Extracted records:
.....

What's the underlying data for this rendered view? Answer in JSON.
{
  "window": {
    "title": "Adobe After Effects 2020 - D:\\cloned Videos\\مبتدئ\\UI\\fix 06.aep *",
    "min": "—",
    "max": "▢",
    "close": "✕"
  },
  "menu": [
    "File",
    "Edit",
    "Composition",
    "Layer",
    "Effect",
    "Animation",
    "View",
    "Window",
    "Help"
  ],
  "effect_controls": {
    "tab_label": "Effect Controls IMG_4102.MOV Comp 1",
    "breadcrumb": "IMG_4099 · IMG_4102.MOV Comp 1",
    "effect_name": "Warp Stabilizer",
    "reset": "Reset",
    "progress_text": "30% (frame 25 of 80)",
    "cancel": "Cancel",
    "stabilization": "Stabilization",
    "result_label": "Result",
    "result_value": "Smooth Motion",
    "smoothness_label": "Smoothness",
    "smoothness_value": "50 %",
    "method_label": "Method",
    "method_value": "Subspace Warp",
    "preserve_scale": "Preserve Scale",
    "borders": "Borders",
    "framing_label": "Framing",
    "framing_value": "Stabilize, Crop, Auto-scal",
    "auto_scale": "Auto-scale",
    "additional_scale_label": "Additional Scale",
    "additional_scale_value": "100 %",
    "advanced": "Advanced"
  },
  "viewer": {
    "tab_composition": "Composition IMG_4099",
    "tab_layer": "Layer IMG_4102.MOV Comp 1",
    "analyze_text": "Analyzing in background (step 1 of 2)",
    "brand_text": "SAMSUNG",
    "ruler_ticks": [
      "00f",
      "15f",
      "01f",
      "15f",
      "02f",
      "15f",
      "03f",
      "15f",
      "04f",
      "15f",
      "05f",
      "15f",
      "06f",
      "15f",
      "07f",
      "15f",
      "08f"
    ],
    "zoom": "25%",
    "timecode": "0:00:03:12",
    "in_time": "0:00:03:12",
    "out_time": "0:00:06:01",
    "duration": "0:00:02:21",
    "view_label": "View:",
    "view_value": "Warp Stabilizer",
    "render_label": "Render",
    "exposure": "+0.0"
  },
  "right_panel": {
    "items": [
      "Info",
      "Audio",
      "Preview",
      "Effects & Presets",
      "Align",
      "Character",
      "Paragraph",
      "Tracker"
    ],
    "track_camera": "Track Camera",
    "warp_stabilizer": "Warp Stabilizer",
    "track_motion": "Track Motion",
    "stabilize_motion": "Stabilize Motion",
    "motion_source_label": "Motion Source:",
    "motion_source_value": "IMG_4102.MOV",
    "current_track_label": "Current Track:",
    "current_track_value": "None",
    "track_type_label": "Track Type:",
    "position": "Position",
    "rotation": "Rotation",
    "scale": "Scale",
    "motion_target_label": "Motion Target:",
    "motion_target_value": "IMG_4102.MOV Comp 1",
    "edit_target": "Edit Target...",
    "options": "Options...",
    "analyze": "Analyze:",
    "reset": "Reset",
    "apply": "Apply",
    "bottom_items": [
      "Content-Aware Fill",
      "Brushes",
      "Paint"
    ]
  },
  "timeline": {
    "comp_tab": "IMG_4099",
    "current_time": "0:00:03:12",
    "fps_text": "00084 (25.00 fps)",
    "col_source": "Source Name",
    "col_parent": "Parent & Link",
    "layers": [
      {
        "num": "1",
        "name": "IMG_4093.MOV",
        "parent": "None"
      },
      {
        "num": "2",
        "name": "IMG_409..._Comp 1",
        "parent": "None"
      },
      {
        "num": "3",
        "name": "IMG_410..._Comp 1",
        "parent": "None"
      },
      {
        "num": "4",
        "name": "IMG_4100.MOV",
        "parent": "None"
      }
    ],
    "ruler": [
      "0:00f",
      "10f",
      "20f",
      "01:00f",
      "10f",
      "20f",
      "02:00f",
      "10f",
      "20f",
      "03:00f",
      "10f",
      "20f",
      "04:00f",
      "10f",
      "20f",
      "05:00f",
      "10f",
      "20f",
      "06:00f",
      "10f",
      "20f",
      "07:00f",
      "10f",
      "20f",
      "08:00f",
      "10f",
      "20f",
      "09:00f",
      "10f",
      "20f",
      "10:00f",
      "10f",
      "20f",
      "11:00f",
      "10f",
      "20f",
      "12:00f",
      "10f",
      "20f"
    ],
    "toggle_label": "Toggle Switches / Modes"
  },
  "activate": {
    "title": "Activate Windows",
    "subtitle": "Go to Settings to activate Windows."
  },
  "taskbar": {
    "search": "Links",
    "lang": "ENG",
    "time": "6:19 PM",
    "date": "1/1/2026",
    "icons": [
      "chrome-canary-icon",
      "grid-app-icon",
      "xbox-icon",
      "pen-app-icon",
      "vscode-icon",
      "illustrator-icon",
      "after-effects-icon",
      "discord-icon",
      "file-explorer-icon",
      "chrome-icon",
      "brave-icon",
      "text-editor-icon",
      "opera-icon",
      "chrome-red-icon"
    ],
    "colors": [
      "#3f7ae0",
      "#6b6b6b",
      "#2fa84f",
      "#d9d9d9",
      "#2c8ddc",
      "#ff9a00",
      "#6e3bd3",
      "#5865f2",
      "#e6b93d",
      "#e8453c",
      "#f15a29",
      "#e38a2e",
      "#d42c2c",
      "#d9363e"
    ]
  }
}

.....

# Requirement
Gather up, from the records above, each line where the word "Windows" appears.

# Written response
    "title": "Activate Windows",
    "subtitle": "Go to Settings to activate Windows."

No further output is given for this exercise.